WHAT YOU ARE ASKED TO DO:
From the entries below, copy every line that holds the word "Subsets".

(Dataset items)
--------

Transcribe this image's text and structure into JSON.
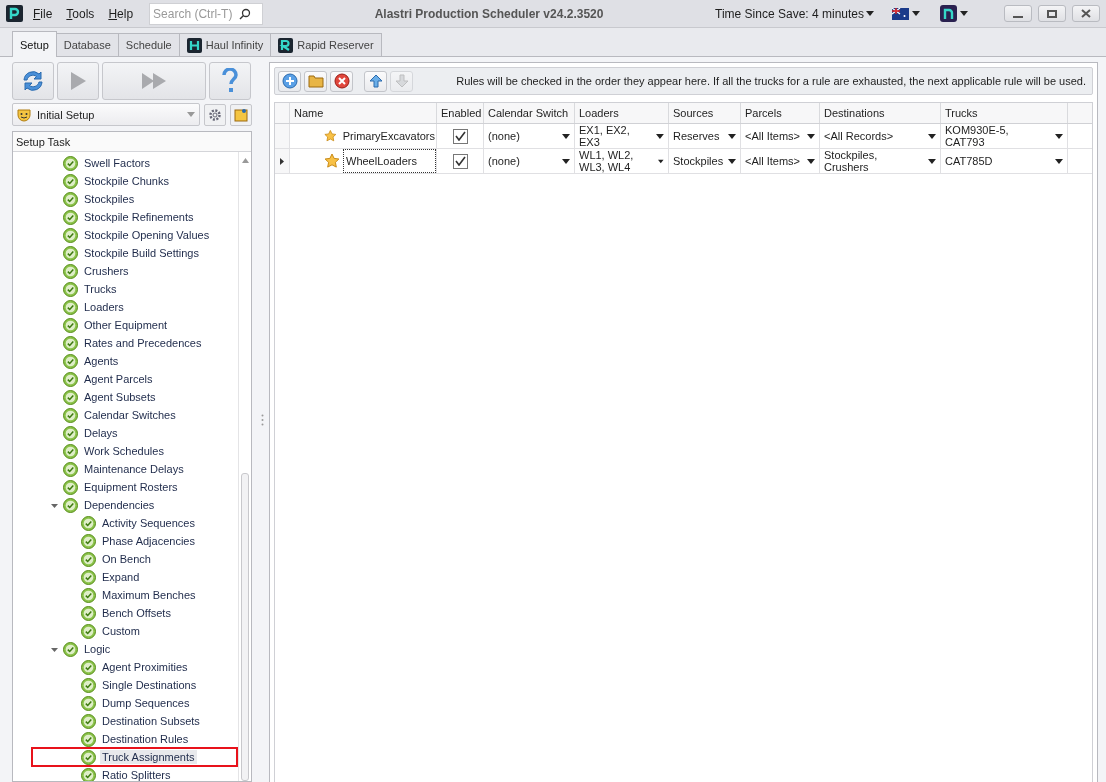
{
  "app": {
    "title": "Alastri Production Scheduler v24.2.3520",
    "menu": [
      "File",
      "Tools",
      "Help"
    ],
    "search": {
      "placeholder": "Search (Ctrl-T)"
    },
    "save_status": "Time Since Save: 4 minutes"
  },
  "tabs": [
    {
      "label": "Setup",
      "kind": "plain",
      "selected": true
    },
    {
      "label": "Database",
      "kind": "plain",
      "selected": false
    },
    {
      "label": "Schedule",
      "kind": "plain",
      "selected": false
    },
    {
      "label": "Haul Infinity",
      "kind": "haul",
      "selected": false
    },
    {
      "label": "Rapid Reserver",
      "kind": "rapid",
      "selected": false
    }
  ],
  "setup": {
    "actions": [
      {
        "kind": "refresh",
        "disabled": false
      },
      {
        "kind": "play",
        "disabled": true
      },
      {
        "kind": "fast",
        "disabled": true
      },
      {
        "kind": "help",
        "disabled": false
      }
    ],
    "profile": "Initial Setup",
    "tree_header": "Setup Task",
    "items": [
      {
        "label": "Swell Factors",
        "selected": false
      },
      {
        "label": "Stockpile Chunks",
        "selected": false
      },
      {
        "label": "Stockpiles",
        "selected": false
      },
      {
        "label": "Stockpile Refinements",
        "selected": false
      },
      {
        "label": "Stockpile Opening Values",
        "selected": false
      },
      {
        "label": "Stockpile Build Settings",
        "selected": false
      },
      {
        "label": "Crushers",
        "selected": false
      },
      {
        "label": "Trucks",
        "selected": false
      },
      {
        "label": "Loaders",
        "selected": false
      },
      {
        "label": "Other Equipment",
        "selected": false
      },
      {
        "label": "Rates and Precedences",
        "selected": false
      },
      {
        "label": "Agents",
        "selected": false
      },
      {
        "label": "Agent Parcels",
        "selected": false
      },
      {
        "label": "Agent Subsets",
        "selected": false
      },
      {
        "label": "Calendar Switches",
        "selected": false
      },
      {
        "label": "Delays",
        "selected": false
      },
      {
        "label": "Work Schedules",
        "selected": false
      },
      {
        "label": "Maintenance Delays",
        "selected": false
      },
      {
        "label": "Equipment Rosters",
        "selected": false
      },
      {
        "label": "Dependencies",
        "selected": false,
        "expanded": true,
        "children": [
          {
            "label": "Activity Sequences",
            "selected": false
          },
          {
            "label": "Phase Adjacencies",
            "selected": false
          },
          {
            "label": "On Bench",
            "selected": false
          },
          {
            "label": "Expand",
            "selected": false
          },
          {
            "label": "Maximum Benches",
            "selected": false
          },
          {
            "label": "Bench Offsets",
            "selected": false
          },
          {
            "label": "Custom",
            "selected": false
          }
        ]
      },
      {
        "label": "Logic",
        "selected": false,
        "expanded": true,
        "children": [
          {
            "label": "Agent Proximities",
            "selected": false
          },
          {
            "label": "Single Destinations",
            "selected": false
          },
          {
            "label": "Dump Sequences",
            "selected": false
          },
          {
            "label": "Destination Subsets",
            "selected": false
          },
          {
            "label": "Destination Rules",
            "selected": false
          },
          {
            "label": "Truck Assignments",
            "selected": true
          },
          {
            "label": "Ratio Splitters",
            "selected": false
          }
        ]
      }
    ]
  },
  "rules": {
    "actions": [
      {
        "kind": "add",
        "disabled": false
      },
      {
        "kind": "open",
        "disabled": false
      },
      {
        "kind": "delete",
        "disabled": false
      },
      {
        "kind": "up",
        "disabled": false
      },
      {
        "kind": "down",
        "disabled": true
      }
    ],
    "info": "Rules will be checked in the order they appear here. If all the trucks for a rule are exhausted, the next applicable rule will be used.",
    "columns": [
      "Name",
      "Enabled",
      "Calendar Switch",
      "Loaders",
      "Sources",
      "Parcels",
      "Destinations",
      "Trucks"
    ],
    "rows": [
      {
        "current": false,
        "enabled": true,
        "cells": [
          "PrimaryExcavators",
          "",
          "(none)",
          "EX1, EX2, EX3",
          "Reserves",
          "<All Items>",
          "<All Records>",
          "KOM930E-5, CAT793"
        ]
      },
      {
        "current": true,
        "enabled": true,
        "cells": [
          "WheelLoaders",
          "",
          "(none)",
          "WL1, WL2, WL3, WL4",
          "Stockpiles",
          "<All Items>",
          "Stockpiles, Crushers",
          "CAT785D"
        ]
      }
    ]
  }
}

--------

OUTPUT OF THE EXERCISE:
        "label": "Agent Subsets",
            "label": "Destination Subsets",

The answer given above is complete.